● **Short problem 1**: Reproduce the lexical analysis text from the words "GEQ = auto()" through "COMMA = auto()", and swap "LBRACE" for "LCURLY" throughout that span.
● **Short problem 2**: Collect every line of the records that contains the string "label", matching case exactly.

Lexical Analysis (Scanning)

Lexical analysis is the first phase of compilation. The lexer (or scanner) reads source code as a stream of characters and groups them into meaningful units called tokens. ## 1. Tokens and Lexemes

Definitions

  • Lexeme: The actual character sequence in source code
  • Token: A category + optional attribute value
  • Pattern: A rule describing lexemes that match a token
Source: if (count >= 10)

Lexemes:   if   (   count   >=   10   )
Tokens:    IF   LPAREN   ID   GEQ   NUM   RPAREN

Common Token Categories

from enum import Enum, auto

class TokenType(Enum):
    # Keywords
    IF = auto()
    ELSE = auto()
    WHILE = auto()
    FOR = auto()
    RETURN = auto()
    DEF = auto()
    CLASS = auto()

    # Literals
    INTEGER = auto()
    FLOAT = auto()
    STRING = auto()
    TRUE = auto()
    FALSE = auto()

    # Identifiers
    IDENTIFIER = auto()

    # Operators
    PLUS = auto()
    MINUS = auto()
    STAR = auto()
    SLASH = auto()
    ASSIGN = auto()
    EQ = auto()
    NEQ = auto()
    LT = auto()
    GT = auto()
    LEQ = auto()
    GEQ = auto()

    # Delimiters
    LPAREN = auto()
    RPAREN = auto()
    LBRACE = auto()
    RBRACE = auto()
    LBRACKET = auto()
    RBRACKET = auto()
    COMMA = auto()
    SEMICOLON = auto()
    COLON = auto()
    DOT = auto()

    # Special
    NEWLINE = auto()
    EOF = auto()
    ERROR = auto()

class Token:
    def __init__(self, type: TokenType, value, line: int, column: int):
        self.type = type
        self.value = value
        self.line = line
        self.column = column

    def __repr__(self):
        return f"Token({self.type.name}, {self.value!r}, {self.line}:{self.column})"

● **Available records**:

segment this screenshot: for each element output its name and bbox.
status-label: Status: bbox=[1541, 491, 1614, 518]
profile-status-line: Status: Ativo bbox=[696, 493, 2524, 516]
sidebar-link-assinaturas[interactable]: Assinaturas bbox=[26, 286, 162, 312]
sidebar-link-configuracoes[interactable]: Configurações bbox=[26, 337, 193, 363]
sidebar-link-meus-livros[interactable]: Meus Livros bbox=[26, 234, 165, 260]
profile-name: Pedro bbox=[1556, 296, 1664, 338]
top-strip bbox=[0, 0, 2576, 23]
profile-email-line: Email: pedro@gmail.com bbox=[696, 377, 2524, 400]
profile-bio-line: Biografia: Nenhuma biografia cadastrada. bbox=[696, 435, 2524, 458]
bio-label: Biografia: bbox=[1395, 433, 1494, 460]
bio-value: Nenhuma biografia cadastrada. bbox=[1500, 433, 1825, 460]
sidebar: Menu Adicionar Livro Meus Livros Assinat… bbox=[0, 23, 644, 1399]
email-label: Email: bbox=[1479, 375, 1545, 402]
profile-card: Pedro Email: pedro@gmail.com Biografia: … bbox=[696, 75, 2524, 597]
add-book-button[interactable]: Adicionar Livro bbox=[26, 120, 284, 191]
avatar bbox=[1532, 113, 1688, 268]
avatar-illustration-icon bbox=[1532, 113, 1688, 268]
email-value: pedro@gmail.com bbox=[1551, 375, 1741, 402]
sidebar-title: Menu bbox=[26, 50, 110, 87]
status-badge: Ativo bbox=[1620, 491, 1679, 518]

● **Task solution 1**:
GEQ = auto()

    # Delimiters
    LPAREN = auto()
    RPAREN = auto()
    LCURLY = auto()
    RBRACE = auto()
    LBRACKET = auto()
    RBRACKET = auto()
    COMMA = auto()

● **Task solution 2**:
status-label: Status: bbox=[1541, 491, 1614, 518]
bio-label: Biografia: bbox=[1395, 433, 1494, 460]
email-label: Email: bbox=[1479, 375, 1545, 402]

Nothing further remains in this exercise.